-- Prompt --
Count the lines below that contain the word "What", and reply with that number alone.
# # #
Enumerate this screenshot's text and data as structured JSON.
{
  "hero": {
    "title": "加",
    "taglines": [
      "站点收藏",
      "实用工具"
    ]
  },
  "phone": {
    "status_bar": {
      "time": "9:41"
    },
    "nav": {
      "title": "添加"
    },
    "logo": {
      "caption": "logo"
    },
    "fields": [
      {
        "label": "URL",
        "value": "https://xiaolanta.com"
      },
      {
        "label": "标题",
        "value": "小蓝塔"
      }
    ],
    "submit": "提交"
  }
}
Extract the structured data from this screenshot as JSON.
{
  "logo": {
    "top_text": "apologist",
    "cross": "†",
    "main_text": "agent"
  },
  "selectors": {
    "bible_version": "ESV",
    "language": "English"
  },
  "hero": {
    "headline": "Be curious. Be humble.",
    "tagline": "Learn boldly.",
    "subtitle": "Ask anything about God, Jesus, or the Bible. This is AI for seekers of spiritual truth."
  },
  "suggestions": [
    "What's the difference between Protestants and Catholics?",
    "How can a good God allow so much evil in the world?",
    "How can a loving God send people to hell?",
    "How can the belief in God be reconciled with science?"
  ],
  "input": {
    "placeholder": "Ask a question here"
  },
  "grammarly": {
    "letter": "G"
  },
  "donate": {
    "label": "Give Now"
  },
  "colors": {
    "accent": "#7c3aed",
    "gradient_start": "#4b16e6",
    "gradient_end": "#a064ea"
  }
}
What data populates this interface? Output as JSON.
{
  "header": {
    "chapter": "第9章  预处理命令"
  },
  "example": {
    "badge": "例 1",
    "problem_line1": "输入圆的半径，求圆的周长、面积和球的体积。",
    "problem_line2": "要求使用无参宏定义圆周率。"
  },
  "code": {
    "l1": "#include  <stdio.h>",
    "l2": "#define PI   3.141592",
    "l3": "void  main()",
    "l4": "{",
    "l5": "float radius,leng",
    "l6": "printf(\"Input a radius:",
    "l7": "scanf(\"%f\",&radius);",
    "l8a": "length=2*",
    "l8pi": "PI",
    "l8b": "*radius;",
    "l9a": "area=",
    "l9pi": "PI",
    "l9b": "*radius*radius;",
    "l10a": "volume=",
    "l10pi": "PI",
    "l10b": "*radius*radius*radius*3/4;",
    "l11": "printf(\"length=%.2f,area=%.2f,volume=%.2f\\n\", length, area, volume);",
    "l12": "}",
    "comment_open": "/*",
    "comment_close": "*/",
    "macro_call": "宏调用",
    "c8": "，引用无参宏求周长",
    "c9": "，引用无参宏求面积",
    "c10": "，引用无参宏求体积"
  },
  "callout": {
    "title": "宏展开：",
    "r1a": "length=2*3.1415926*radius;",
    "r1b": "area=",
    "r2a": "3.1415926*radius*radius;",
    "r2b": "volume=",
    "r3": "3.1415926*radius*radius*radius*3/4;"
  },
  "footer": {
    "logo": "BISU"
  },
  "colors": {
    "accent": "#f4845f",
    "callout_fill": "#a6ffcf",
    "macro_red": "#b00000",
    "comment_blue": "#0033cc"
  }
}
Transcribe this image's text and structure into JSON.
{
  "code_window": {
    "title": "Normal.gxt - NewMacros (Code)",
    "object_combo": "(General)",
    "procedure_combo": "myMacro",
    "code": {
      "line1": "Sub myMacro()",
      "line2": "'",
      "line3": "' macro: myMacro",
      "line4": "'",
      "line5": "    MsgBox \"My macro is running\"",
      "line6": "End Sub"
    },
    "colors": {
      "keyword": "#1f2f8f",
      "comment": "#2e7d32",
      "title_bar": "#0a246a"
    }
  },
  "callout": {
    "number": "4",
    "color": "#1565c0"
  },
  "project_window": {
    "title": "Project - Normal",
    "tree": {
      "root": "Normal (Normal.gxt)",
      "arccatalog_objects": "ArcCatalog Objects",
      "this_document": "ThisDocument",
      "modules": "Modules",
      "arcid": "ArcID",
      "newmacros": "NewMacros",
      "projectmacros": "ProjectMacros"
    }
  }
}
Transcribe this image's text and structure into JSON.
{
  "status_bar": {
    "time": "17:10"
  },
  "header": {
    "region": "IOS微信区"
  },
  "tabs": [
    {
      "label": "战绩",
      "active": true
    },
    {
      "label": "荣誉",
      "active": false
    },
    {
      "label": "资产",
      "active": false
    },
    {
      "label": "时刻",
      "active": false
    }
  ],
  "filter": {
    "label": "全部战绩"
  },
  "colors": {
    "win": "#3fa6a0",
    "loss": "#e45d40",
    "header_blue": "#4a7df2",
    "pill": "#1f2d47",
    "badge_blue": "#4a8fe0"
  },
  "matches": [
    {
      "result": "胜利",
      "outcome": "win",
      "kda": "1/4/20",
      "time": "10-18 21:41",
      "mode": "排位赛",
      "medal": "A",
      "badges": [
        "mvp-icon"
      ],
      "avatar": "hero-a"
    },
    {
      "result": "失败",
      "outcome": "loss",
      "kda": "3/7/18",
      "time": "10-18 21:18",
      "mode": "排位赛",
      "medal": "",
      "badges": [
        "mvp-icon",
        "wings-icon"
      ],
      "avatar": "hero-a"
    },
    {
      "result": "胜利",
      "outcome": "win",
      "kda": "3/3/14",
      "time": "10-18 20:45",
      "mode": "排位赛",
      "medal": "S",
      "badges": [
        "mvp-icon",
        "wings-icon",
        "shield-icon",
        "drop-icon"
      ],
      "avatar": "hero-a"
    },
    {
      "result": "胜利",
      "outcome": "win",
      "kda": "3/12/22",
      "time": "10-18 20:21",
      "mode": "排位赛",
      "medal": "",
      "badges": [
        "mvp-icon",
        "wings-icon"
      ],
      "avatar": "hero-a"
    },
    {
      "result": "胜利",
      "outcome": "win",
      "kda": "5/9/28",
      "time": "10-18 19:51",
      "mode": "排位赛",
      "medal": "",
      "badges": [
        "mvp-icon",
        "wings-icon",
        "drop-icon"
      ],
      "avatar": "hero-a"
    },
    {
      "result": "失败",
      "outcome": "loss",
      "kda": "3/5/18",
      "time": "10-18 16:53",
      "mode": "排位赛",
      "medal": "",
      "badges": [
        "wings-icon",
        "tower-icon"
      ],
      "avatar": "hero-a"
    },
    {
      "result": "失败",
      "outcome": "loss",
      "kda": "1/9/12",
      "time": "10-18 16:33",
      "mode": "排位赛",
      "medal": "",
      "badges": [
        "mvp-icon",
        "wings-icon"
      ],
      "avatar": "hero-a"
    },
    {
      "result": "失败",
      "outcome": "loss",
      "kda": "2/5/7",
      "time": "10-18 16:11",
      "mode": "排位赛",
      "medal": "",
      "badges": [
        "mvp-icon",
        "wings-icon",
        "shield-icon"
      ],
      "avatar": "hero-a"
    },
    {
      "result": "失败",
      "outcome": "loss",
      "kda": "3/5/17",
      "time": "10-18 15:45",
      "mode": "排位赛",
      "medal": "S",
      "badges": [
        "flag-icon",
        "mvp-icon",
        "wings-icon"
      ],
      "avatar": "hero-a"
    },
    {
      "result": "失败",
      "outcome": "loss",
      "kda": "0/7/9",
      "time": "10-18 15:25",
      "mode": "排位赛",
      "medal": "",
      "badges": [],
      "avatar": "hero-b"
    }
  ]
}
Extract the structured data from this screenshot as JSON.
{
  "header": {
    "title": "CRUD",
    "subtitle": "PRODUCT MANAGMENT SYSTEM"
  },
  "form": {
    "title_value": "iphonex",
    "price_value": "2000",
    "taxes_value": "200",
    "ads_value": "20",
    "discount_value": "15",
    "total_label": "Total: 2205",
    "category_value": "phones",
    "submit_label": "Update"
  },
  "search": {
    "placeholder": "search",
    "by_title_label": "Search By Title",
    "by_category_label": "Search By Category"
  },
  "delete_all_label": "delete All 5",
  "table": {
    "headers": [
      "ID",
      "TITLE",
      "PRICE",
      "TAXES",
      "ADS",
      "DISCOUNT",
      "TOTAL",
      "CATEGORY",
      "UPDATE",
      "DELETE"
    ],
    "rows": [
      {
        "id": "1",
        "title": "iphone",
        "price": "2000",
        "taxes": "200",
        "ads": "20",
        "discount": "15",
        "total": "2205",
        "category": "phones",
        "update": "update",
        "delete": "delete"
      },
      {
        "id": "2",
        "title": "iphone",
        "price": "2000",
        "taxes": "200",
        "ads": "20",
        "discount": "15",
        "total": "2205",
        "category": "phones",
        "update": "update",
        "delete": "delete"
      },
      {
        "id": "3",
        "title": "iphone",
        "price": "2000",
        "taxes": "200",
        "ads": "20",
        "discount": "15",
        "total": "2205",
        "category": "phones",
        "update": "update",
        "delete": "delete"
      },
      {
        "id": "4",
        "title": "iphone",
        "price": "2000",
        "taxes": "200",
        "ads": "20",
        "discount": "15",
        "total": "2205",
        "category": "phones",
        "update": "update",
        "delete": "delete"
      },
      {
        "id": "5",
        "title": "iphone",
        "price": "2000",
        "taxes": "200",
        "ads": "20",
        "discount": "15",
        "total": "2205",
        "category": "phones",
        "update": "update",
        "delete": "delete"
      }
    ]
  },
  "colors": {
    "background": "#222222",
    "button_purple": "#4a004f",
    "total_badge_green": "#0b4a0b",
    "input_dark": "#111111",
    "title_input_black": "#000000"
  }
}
# # #
-- Output of the task --
2